■ **WRITTEN INSTRUCTION**: Find the lines holding "solid" and copy them.

■ **DATASET ROWS**:
** Begin **

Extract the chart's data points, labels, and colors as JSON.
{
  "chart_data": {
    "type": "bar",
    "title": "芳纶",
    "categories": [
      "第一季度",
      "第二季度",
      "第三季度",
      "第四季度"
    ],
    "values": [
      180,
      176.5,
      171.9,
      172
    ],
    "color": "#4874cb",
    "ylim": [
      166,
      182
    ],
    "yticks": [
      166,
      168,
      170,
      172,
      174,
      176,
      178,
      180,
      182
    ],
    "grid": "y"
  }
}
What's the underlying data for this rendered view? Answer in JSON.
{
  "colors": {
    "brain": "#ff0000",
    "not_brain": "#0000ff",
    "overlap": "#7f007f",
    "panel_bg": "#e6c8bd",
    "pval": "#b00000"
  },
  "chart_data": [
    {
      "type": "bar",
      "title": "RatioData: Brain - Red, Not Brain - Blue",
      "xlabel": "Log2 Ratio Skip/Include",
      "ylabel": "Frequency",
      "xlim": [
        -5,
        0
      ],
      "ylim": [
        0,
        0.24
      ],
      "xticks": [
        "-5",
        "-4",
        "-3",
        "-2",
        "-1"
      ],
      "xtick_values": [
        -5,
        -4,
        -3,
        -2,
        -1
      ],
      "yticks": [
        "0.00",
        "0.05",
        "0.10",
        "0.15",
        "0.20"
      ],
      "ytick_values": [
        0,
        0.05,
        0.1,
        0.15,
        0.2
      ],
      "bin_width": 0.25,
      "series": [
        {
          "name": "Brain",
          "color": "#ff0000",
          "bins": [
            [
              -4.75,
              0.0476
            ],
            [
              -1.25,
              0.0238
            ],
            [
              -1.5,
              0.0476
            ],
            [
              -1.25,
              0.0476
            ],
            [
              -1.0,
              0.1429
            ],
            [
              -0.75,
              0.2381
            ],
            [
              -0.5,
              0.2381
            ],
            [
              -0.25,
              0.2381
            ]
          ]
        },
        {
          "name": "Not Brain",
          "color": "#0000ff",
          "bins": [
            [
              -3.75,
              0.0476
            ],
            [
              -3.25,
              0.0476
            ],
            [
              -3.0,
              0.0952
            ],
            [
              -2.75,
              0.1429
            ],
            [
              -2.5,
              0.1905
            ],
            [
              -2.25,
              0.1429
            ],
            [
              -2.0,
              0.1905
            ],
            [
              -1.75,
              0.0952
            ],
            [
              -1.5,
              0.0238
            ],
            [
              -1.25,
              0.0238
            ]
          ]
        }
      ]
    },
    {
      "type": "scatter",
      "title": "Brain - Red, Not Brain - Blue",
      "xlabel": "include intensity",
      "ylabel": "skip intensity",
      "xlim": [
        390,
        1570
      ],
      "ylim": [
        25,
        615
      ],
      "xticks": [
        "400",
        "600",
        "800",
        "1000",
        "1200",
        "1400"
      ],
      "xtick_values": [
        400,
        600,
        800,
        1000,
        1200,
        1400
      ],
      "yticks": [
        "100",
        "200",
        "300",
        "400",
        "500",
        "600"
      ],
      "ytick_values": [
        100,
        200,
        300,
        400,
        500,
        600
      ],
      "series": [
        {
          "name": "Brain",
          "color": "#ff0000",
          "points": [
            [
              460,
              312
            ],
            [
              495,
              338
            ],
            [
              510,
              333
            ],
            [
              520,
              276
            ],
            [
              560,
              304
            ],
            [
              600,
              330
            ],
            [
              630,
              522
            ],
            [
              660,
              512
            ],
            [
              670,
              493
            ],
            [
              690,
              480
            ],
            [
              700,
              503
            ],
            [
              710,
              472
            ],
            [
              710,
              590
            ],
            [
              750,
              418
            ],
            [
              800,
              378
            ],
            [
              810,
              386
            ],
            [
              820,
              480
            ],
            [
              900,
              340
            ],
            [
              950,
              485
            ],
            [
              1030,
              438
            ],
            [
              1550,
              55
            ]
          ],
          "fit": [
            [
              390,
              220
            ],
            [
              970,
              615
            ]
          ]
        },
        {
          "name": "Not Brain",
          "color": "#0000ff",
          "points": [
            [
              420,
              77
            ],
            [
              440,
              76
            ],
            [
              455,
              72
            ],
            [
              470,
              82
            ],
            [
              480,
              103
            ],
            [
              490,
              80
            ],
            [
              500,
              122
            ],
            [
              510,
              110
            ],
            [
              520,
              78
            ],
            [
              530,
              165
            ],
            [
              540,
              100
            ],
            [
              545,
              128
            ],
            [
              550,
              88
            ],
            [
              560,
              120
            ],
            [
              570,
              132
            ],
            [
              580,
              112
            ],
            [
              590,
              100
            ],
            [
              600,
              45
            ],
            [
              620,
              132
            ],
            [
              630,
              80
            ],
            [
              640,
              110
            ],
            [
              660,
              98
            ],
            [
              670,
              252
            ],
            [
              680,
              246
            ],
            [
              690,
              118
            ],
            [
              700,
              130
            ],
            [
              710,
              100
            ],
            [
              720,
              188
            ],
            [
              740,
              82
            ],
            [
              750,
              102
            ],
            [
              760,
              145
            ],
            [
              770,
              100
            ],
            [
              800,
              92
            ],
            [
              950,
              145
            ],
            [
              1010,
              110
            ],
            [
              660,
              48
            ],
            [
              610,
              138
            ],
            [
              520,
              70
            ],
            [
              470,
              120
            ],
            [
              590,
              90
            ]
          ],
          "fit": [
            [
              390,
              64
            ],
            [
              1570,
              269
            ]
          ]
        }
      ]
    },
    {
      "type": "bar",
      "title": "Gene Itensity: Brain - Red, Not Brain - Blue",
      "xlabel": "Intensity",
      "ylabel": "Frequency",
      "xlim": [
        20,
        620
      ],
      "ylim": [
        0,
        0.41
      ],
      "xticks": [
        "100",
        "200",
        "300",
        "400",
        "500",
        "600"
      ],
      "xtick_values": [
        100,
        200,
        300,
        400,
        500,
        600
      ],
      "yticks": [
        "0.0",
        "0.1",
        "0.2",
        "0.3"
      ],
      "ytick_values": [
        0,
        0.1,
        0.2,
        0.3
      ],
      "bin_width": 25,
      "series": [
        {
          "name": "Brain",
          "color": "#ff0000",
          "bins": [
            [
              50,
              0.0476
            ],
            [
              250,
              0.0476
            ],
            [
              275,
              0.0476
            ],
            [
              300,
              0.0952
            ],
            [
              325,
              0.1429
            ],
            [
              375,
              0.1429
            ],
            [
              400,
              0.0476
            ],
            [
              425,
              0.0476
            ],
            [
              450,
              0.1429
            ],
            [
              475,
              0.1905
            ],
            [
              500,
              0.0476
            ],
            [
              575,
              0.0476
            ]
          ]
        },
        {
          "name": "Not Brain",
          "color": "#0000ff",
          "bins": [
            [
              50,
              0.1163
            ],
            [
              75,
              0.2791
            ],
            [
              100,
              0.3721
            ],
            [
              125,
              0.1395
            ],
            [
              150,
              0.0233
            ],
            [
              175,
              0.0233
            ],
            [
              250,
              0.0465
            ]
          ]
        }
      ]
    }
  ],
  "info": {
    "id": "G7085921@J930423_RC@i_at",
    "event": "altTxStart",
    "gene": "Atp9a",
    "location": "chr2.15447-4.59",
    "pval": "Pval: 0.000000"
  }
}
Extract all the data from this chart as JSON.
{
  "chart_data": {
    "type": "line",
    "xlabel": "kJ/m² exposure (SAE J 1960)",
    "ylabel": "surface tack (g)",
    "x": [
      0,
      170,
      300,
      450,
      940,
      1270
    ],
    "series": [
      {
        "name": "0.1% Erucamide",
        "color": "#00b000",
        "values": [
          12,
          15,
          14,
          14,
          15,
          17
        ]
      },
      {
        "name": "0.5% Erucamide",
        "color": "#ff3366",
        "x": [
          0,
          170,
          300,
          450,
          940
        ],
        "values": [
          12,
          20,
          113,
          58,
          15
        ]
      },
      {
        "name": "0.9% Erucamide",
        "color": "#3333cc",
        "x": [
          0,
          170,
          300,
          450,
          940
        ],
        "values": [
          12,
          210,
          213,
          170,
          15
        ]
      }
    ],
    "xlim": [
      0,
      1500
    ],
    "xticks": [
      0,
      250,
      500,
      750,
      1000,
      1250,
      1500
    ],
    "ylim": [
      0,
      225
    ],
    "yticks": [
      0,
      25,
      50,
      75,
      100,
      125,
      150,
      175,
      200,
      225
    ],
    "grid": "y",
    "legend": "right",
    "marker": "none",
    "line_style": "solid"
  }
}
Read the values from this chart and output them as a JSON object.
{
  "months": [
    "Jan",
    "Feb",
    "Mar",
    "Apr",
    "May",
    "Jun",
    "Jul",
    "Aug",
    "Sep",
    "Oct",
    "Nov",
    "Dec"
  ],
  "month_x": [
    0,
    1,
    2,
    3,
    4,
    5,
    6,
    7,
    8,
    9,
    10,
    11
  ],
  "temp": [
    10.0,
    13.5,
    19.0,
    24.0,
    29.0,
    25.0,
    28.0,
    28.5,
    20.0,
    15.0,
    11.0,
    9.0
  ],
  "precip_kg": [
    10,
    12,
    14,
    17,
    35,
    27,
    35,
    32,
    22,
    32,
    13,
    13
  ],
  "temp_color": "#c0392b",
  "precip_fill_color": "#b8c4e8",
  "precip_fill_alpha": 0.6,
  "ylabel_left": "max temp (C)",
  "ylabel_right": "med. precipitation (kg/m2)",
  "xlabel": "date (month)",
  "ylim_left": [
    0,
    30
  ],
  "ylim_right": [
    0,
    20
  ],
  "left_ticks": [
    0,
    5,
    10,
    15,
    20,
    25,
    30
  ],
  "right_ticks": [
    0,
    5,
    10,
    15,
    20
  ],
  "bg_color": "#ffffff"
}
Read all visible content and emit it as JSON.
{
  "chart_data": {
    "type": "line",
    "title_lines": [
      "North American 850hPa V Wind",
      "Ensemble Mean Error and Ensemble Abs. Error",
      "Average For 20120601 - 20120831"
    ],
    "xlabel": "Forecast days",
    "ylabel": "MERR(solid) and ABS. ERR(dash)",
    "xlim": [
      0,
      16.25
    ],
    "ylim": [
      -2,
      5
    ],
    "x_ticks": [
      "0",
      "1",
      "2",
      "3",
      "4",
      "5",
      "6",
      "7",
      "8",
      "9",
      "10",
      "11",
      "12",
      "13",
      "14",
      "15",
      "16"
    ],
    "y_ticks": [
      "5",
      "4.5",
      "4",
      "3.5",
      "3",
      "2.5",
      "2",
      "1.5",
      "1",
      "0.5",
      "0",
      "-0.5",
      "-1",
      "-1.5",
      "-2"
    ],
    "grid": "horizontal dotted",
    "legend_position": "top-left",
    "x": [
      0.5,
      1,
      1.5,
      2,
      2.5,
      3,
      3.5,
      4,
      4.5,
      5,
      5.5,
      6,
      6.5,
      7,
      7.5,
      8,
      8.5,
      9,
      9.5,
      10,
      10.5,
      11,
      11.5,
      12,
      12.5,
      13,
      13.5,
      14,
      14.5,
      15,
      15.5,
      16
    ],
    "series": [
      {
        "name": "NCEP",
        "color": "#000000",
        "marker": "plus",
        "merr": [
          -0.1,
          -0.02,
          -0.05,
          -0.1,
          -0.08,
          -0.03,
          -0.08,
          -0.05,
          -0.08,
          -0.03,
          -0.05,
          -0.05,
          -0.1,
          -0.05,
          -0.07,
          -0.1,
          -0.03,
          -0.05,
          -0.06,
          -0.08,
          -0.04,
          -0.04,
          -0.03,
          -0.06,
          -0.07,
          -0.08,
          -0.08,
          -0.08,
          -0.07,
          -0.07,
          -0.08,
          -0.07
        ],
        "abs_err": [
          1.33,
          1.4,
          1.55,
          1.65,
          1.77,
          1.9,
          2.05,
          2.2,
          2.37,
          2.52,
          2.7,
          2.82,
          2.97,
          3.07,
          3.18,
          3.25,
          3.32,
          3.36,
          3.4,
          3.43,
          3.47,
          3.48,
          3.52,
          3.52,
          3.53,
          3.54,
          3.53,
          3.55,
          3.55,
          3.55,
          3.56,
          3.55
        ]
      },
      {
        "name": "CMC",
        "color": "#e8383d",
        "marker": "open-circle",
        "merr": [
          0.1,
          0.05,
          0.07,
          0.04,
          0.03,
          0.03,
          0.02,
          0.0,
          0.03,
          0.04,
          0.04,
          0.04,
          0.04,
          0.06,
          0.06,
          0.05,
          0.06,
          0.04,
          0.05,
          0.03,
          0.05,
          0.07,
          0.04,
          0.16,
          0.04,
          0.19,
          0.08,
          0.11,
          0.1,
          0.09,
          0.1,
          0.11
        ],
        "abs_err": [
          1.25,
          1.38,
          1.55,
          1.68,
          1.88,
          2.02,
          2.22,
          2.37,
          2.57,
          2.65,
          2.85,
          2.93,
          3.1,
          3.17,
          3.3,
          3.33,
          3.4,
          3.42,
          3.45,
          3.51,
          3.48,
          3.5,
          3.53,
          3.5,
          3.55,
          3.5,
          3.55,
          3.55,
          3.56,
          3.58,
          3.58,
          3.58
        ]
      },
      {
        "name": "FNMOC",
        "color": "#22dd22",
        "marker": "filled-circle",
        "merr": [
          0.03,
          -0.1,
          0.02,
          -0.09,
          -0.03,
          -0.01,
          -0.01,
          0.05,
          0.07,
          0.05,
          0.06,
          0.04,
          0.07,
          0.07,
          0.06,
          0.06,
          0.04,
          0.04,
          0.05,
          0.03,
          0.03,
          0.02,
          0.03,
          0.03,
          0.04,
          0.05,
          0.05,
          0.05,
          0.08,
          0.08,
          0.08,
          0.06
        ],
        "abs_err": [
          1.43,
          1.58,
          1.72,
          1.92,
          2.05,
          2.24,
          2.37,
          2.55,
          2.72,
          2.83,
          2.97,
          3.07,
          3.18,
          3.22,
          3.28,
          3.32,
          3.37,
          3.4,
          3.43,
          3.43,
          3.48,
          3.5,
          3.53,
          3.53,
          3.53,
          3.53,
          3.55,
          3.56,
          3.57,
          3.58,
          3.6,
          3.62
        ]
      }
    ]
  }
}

** End **

■ **FULL RESPONSE**:
    "line_style": "solid"
    "ylabel": "MERR(solid) and ABS. ERR(dash)",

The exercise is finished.